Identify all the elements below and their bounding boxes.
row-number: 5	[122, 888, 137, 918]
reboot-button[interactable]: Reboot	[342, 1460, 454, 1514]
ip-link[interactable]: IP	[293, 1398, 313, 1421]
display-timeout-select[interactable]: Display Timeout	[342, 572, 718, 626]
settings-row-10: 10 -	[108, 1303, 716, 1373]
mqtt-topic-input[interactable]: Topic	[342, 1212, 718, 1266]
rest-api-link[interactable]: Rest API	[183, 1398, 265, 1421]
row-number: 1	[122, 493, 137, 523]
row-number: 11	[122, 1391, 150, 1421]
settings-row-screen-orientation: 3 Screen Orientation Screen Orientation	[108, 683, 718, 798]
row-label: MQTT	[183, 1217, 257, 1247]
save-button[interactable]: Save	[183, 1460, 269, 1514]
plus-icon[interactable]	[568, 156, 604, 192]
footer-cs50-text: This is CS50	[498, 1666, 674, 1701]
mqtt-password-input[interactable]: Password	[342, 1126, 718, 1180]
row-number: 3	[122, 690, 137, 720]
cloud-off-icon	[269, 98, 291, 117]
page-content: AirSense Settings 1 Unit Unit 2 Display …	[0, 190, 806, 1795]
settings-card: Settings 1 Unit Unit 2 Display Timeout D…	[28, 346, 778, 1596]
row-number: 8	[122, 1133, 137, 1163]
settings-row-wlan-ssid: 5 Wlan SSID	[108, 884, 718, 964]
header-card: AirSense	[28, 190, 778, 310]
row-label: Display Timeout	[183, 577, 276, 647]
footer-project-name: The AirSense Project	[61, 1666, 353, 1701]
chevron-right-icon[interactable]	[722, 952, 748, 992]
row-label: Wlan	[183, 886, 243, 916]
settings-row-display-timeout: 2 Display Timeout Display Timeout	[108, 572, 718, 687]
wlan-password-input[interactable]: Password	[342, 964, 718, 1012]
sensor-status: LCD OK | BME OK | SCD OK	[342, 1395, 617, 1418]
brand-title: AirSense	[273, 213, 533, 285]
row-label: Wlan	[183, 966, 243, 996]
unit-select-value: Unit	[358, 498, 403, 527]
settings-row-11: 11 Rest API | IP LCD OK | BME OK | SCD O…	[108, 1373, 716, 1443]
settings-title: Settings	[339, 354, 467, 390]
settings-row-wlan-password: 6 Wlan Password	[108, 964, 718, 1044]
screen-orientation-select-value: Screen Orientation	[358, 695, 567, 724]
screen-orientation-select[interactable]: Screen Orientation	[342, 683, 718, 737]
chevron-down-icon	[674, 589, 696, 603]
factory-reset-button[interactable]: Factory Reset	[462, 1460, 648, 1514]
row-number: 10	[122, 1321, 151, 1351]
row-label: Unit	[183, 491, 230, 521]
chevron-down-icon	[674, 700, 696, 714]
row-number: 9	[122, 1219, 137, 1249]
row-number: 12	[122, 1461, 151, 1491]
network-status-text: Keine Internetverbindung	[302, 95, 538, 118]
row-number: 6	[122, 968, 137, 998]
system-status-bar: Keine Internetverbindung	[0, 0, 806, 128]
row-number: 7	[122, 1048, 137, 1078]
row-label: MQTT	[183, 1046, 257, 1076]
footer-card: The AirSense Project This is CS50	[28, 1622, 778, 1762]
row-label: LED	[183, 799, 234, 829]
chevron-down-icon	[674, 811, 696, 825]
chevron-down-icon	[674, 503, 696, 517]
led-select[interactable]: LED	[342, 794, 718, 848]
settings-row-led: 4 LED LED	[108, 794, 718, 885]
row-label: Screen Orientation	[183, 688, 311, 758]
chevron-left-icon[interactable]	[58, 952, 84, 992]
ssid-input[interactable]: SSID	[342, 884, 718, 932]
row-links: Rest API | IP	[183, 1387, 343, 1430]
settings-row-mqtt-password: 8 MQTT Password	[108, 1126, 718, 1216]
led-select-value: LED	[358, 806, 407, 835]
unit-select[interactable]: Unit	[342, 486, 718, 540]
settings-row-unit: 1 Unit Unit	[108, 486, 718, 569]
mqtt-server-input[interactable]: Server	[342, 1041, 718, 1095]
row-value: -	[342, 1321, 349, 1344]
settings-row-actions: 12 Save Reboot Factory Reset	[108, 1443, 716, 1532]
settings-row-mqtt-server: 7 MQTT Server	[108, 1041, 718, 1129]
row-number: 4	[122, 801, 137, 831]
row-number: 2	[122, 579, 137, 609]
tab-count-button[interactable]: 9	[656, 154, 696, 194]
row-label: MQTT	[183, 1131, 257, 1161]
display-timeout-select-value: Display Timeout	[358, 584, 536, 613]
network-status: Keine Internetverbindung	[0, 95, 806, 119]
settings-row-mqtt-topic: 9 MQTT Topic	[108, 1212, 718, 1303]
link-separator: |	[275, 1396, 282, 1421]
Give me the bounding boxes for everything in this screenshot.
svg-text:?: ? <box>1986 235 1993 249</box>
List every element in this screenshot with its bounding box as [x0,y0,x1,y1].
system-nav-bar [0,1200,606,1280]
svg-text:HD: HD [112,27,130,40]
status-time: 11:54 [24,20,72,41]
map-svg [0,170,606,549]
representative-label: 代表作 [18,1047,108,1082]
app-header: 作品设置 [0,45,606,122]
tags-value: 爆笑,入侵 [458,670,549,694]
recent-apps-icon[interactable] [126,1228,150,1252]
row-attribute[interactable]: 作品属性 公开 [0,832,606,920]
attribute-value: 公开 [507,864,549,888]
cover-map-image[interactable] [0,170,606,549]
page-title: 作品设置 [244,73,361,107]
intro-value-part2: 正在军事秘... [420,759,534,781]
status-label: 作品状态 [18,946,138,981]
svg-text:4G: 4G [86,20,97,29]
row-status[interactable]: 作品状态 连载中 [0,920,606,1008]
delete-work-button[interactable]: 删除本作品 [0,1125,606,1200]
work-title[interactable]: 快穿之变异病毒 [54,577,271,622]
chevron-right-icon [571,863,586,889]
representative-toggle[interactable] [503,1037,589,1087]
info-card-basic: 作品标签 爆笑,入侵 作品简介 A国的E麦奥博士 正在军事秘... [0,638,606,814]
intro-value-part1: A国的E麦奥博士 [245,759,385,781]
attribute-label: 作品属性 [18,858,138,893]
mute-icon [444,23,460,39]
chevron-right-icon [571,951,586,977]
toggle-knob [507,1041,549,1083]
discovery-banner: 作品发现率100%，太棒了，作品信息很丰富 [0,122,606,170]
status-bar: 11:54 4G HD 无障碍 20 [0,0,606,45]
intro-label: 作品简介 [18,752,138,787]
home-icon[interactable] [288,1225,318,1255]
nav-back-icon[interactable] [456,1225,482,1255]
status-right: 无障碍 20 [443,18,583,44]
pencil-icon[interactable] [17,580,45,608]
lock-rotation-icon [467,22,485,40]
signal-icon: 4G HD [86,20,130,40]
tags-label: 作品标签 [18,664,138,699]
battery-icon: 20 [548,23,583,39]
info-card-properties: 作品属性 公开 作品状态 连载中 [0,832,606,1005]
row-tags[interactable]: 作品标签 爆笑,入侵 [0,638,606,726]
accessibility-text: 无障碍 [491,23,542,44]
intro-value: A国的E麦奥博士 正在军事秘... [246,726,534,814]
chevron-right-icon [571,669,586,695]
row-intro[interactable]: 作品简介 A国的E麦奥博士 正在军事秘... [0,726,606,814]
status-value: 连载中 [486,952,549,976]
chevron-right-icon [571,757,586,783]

Given exercise — Copy out every one of the entries above line for line, changing nothing.

The completed task —
Identify all the elements below and their bounding boxes.
row-number: 5	[122, 888, 137, 918]
reboot-button[interactable]: Reboot	[342, 1460, 454, 1514]
ip-link[interactable]: IP	[293, 1398, 313, 1421]
display-timeout-select[interactable]: Display Timeout	[342, 572, 718, 626]
settings-row-10: 10 -	[108, 1303, 716, 1373]
mqtt-topic-input[interactable]: Topic	[342, 1212, 718, 1266]
rest-api-link[interactable]: Rest API	[183, 1398, 265, 1421]
row-number: 1	[122, 493, 137, 523]
row-number: 11	[122, 1391, 150, 1421]
settings-row-screen-orientation: 3 Screen Orientation Screen Orientation	[108, 683, 718, 798]
row-label: MQTT	[183, 1217, 257, 1247]
save-button[interactable]: Save	[183, 1460, 269, 1514]
plus-icon[interactable]	[568, 156, 604, 192]
footer-cs50-text: This is CS50	[498, 1666, 674, 1701]
mqtt-password-input[interactable]: Password	[342, 1126, 718, 1180]
row-number: 3	[122, 690, 137, 720]
cloud-off-icon	[269, 98, 291, 117]
page-content: AirSense Settings 1 Unit Unit 2 Display …	[0, 190, 806, 1795]
settings-card: Settings 1 Unit Unit 2 Display Timeout D…	[28, 346, 778, 1596]
row-number: 8	[122, 1133, 137, 1163]
settings-row-wlan-ssid: 5 Wlan SSID	[108, 884, 718, 964]
header-card: AirSense	[28, 190, 778, 310]
row-label: Display Timeout	[183, 577, 276, 647]
footer-project-name: The AirSense Project	[61, 1666, 353, 1701]
chevron-right-icon[interactable]	[722, 952, 748, 992]
row-label: Wlan	[183, 886, 243, 916]
settings-row-display-timeout: 2 Display Timeout Display Timeout	[108, 572, 718, 687]
wlan-password-input[interactable]: Password	[342, 964, 718, 1012]
sensor-status: LCD OK | BME OK | SCD OK	[342, 1395, 617, 1418]
brand-title: AirSense	[273, 213, 533, 285]
row-label: Wlan	[183, 966, 243, 996]
unit-select-value: Unit	[358, 498, 403, 527]
settings-row-11: 11 Rest API | IP LCD OK | BME OK | SCD O…	[108, 1373, 716, 1443]
settings-title: Settings	[339, 354, 467, 390]
settings-row-wlan-password: 6 Wlan Password	[108, 964, 718, 1044]
screen-orientation-select-value: Screen Orientation	[358, 695, 567, 724]
screen-orientation-select[interactable]: Screen Orientation	[342, 683, 718, 737]
chevron-down-icon	[674, 589, 696, 603]
factory-reset-button[interactable]: Factory Reset	[462, 1460, 648, 1514]
row-number: 10	[122, 1321, 151, 1351]
row-label: Unit	[183, 491, 230, 521]
chevron-down-icon	[674, 700, 696, 714]
row-number: 9	[122, 1219, 137, 1249]
row-number: 12	[122, 1461, 151, 1491]
network-status-text: Keine Internetverbindung	[302, 95, 538, 118]
row-number: 6	[122, 968, 137, 998]
system-status-bar: Keine Internetverbindung	[0, 0, 806, 128]
row-number: 7	[122, 1048, 137, 1078]
row-label: MQTT	[183, 1046, 257, 1076]
footer-card: The AirSense Project This is CS50	[28, 1622, 778, 1762]
row-label: LED	[183, 799, 234, 829]
chevron-down-icon	[674, 811, 696, 825]
chevron-down-icon	[674, 503, 696, 517]
led-select[interactable]: LED	[342, 794, 718, 848]
settings-row-led: 4 LED LED	[108, 794, 718, 885]
row-label: Screen Orientation	[183, 688, 311, 758]
chevron-left-icon[interactable]	[58, 952, 84, 992]
ssid-input[interactable]: SSID	[342, 884, 718, 932]
row-links: Rest API | IP	[183, 1387, 343, 1430]
settings-row-mqtt-password: 8 MQTT Password	[108, 1126, 718, 1216]
led-select-value: LED	[358, 806, 407, 835]
unit-select[interactable]: Unit	[342, 486, 718, 540]
settings-row-unit: 1 Unit Unit	[108, 486, 718, 569]
mqtt-server-input[interactable]: Server	[342, 1041, 718, 1095]
row-value: -	[342, 1321, 349, 1344]
settings-row-actions: 12 Save Reboot Factory Reset	[108, 1443, 716, 1532]
settings-row-mqtt-server: 7 MQTT Server	[108, 1041, 718, 1129]
row-number: 4	[122, 801, 137, 831]
row-number: 2	[122, 579, 137, 609]
tab-count-button[interactable]: 9	[656, 154, 696, 194]
row-label: MQTT	[183, 1131, 257, 1161]
display-timeout-select-value: Display Timeout	[358, 584, 536, 613]
network-status: Keine Internetverbindung	[0, 95, 806, 119]
settings-row-mqtt-topic: 9 MQTT Topic	[108, 1212, 718, 1303]
link-separator: |	[275, 1396, 282, 1421]
Give me the bounding boxes for everything in this screenshot.
svg-text:?: ? <box>1986 235 1993 249</box>
List every element in this screenshot with its bounding box as [x0,y0,x1,y1].
system-nav-bar [0,1200,606,1280]
svg-text:HD: HD [112,27,130,40]
status-time: 11:54 [24,20,72,41]
map-svg [0,170,606,549]
representative-label: 代表作 [18,1047,108,1082]
app-header: 作品设置 [0,45,606,122]
tags-value: 爆笑,入侵 [458,670,549,694]
recent-apps-icon[interactable] [126,1228,150,1252]
row-attribute[interactable]: 作品属性 公开 [0,832,606,920]
attribute-value: 公开 [507,864,549,888]
cover-map-image[interactable] [0,170,606,549]
page-title: 作品设置 [244,73,361,107]
intro-value-part2: 正在军事秘... [420,759,534,781]
status-label: 作品状态 [18,946,138,981]
svg-text:4G: 4G [86,20,97,29]
row-status[interactable]: 作品状态 连载中 [0,920,606,1008]
delete-work-button[interactable]: 删除本作品 [0,1125,606,1200]
work-title[interactable]: 快穿之变异病毒 [54,577,271,622]
chevron-right-icon [571,863,586,889]
representative-toggle[interactable] [503,1037,589,1087]
info-card-basic: 作品标签 爆笑,入侵 作品简介 A国的E麦奥博士 正在军事秘... [0,638,606,814]
intro-value-part1: A国的E麦奥博士 [245,759,385,781]
attribute-label: 作品属性 [18,858,138,893]
mute-icon [444,23,460,39]
chevron-right-icon [571,951,586,977]
toggle-knob [507,1041,549,1083]
discovery-banner: 作品发现率100%，太棒了，作品信息很丰富 [0,122,606,170]
status-bar: 11:54 4G HD 无障碍 20 [0,0,606,45]
intro-label: 作品简介 [18,752,138,787]
home-icon[interactable] [288,1225,318,1255]
nav-back-icon[interactable] [456,1225,482,1255]
status-right: 无障碍 20 [443,18,583,44]
pencil-icon[interactable] [17,580,45,608]
lock-rotation-icon [467,22,485,40]
signal-icon: 4G HD [86,20,130,40]
tags-label: 作品标签 [18,664,138,699]
battery-icon: 20 [548,23,583,39]
info-card-properties: 作品属性 公开 作品状态 连载中 [0,832,606,1005]
row-tags[interactable]: 作品标签 爆笑,入侵 [0,638,606,726]
accessibility-text: 无障碍 [491,23,542,44]
intro-value: A国的E麦奥博士 正在军事秘... [246,726,534,814]
chevron-right-icon [571,669,586,695]
row-intro[interactable]: 作品简介 A国的E麦奥博士 正在军事秘... [0,726,606,814]
status-value: 连载中 [486,952,549,976]
chevron-right-icon [571,757,586,783]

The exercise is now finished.